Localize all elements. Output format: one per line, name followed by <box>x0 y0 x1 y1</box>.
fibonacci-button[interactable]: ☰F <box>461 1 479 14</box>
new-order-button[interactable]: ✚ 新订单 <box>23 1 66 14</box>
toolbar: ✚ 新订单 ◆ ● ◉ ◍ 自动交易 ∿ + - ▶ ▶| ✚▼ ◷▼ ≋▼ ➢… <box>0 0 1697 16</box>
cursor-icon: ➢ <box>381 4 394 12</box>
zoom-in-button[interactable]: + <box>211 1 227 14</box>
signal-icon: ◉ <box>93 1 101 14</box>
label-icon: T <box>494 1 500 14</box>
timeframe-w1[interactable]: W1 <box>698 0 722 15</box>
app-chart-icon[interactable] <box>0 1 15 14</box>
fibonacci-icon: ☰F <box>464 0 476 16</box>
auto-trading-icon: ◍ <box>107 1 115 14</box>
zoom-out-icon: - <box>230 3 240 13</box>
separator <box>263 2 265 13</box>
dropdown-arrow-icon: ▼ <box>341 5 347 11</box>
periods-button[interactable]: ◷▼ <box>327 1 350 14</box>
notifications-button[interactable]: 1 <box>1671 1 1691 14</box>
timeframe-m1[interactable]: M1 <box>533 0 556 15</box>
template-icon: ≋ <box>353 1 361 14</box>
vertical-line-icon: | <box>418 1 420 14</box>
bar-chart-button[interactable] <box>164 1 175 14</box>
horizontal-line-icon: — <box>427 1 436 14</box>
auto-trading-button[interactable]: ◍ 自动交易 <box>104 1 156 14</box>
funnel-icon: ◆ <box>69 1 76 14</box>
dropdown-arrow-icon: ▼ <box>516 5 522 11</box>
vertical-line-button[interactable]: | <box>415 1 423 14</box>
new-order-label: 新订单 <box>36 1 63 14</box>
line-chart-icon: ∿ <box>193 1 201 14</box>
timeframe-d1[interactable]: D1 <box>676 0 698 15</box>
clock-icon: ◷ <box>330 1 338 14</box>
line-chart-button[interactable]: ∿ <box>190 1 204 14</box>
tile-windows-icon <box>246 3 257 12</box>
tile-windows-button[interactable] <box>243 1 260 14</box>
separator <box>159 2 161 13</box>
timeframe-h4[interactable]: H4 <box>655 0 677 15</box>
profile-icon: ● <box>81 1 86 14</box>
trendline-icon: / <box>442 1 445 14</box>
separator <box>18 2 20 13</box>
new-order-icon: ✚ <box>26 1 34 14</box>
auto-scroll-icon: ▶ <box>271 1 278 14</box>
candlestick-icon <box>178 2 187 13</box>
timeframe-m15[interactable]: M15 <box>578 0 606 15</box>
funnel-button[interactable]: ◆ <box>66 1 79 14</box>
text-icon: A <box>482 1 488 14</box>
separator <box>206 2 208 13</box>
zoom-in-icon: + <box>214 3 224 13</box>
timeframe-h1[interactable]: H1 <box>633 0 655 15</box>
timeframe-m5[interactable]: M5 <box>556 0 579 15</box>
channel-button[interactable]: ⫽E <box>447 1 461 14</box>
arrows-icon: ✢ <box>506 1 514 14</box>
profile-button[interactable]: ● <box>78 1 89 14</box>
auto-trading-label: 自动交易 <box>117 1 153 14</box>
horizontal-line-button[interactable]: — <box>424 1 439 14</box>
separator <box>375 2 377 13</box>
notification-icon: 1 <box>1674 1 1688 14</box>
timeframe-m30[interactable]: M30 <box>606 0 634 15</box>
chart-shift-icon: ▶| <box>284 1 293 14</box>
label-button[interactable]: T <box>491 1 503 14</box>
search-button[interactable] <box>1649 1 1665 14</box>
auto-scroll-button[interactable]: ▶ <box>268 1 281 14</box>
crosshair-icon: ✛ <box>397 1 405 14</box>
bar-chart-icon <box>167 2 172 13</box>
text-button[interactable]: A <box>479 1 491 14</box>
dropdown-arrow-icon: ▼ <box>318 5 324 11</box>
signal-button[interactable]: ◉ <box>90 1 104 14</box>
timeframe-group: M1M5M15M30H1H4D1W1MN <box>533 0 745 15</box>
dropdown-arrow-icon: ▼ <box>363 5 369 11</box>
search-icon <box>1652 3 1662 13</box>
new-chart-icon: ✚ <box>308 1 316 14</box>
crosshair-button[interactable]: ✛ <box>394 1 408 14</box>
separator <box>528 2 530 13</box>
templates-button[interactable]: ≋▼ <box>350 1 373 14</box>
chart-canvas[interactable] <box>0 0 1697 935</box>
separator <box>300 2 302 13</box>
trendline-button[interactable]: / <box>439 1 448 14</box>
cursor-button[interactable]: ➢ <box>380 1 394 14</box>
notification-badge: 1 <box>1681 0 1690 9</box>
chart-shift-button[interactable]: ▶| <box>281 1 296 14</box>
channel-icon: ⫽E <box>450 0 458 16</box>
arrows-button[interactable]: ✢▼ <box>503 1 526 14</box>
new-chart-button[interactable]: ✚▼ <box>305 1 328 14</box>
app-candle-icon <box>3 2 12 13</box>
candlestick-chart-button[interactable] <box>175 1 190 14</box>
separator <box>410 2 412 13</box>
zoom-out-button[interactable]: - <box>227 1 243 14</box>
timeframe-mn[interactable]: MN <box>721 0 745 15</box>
══════
__Problem requirements__: List every line above that contains the string "arrows".

__Written reply__:
arrows-icon: ✢ <box>506 1 514 14</box>
arrows-button[interactable]: ✢▼ <box>503 1 526 14</box>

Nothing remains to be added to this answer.